» **WHAT YOU HAVE TO DO**
Give a verbatim copy of the lines below, minus the pictures.

» **RECORD EXCERPTS**
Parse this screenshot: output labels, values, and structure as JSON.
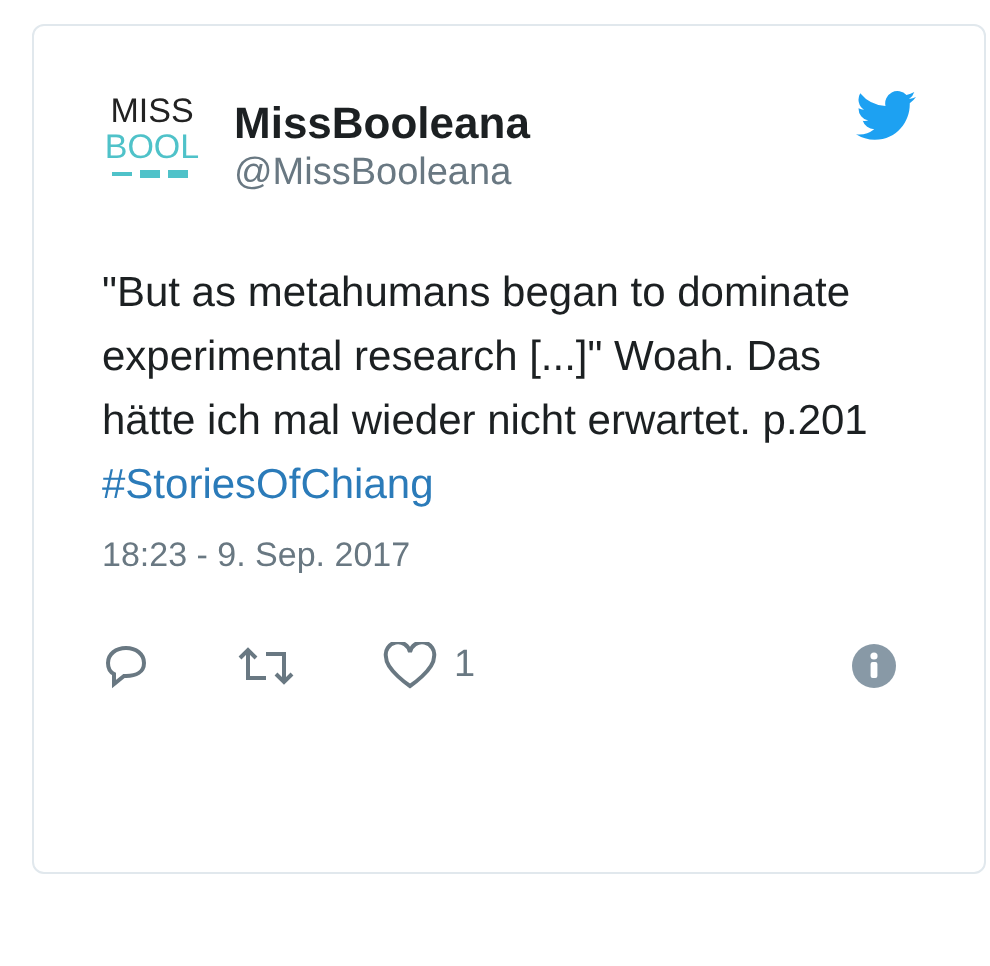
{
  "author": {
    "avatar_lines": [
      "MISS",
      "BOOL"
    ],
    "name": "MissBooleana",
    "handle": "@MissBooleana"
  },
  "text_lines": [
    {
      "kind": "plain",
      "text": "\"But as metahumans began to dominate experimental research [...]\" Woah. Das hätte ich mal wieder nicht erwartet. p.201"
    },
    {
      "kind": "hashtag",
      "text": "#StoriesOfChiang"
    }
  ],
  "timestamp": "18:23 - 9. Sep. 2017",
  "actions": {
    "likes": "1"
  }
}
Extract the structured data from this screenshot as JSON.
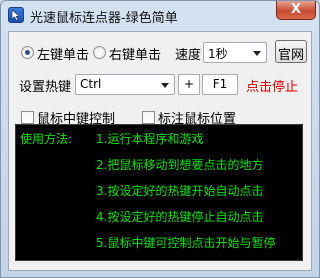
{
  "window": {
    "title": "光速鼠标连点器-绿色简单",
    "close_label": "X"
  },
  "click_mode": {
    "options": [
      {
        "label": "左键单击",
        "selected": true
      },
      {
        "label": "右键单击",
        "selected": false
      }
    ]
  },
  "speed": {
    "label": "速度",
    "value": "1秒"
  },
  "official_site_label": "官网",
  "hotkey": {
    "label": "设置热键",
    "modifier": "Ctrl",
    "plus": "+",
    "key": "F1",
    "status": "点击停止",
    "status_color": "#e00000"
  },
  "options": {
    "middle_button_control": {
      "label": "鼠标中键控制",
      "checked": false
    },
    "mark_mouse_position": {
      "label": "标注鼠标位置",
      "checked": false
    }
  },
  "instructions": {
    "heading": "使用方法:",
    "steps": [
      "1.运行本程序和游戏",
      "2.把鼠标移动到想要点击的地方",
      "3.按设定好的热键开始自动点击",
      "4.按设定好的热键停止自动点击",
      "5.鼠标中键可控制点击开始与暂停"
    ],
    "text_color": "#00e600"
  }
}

» **FINISHED TASK**
Parse this screenshot: output labels, values, and structure as JSON.
{
  "author": {
    "avatar_lines": [
      "MISS",
      "BOOL"
    ],
    "name": "MissBooleana",
    "handle": "@MissBooleana"
  },
  "text_lines": [
    {
      "kind": "plain",
      "text": "\"But as metahumans began to dominate experimental research [...]\" Woah. Das hätte ich mal wieder nicht erwartet. p.201"
    },
    {
      "kind": "hashtag",
      "text": "#StoriesOfChiang"
    }
  ],
  "timestamp": "18:23 - 9. Sep. 2017",
  "actions": {
    "likes": "1"
  }
}
Extract the structured data from this screenshot as JSON.
{
  "window": {
    "title": "光速鼠标连点器-绿色简单",
    "close_label": "X"
  },
  "click_mode": {
    "options": [
      {
        "label": "左键单击",
        "selected": true
      },
      {
        "label": "右键单击",
        "selected": false
      }
    ]
  },
  "speed": {
    "label": "速度",
    "value": "1秒"
  },
  "official_site_label": "官网",
  "hotkey": {
    "label": "设置热键",
    "modifier": "Ctrl",
    "plus": "+",
    "key": "F1",
    "status": "点击停止",
    "status_color": "#e00000"
  },
  "options": {
    "middle_button_control": {
      "label": "鼠标中键控制",
      "checked": false
    },
    "mark_mouse_position": {
      "label": "标注鼠标位置",
      "checked": false
    }
  },
  "instructions": {
    "heading": "使用方法:",
    "steps": [
      "1.运行本程序和游戏",
      "2.把鼠标移动到想要点击的地方",
      "3.按设定好的热键开始自动点击",
      "4.按设定好的热键停止自动点击",
      "5.鼠标中键可控制点击开始与暂停"
    ],
    "text_color": "#00e600"
  }
}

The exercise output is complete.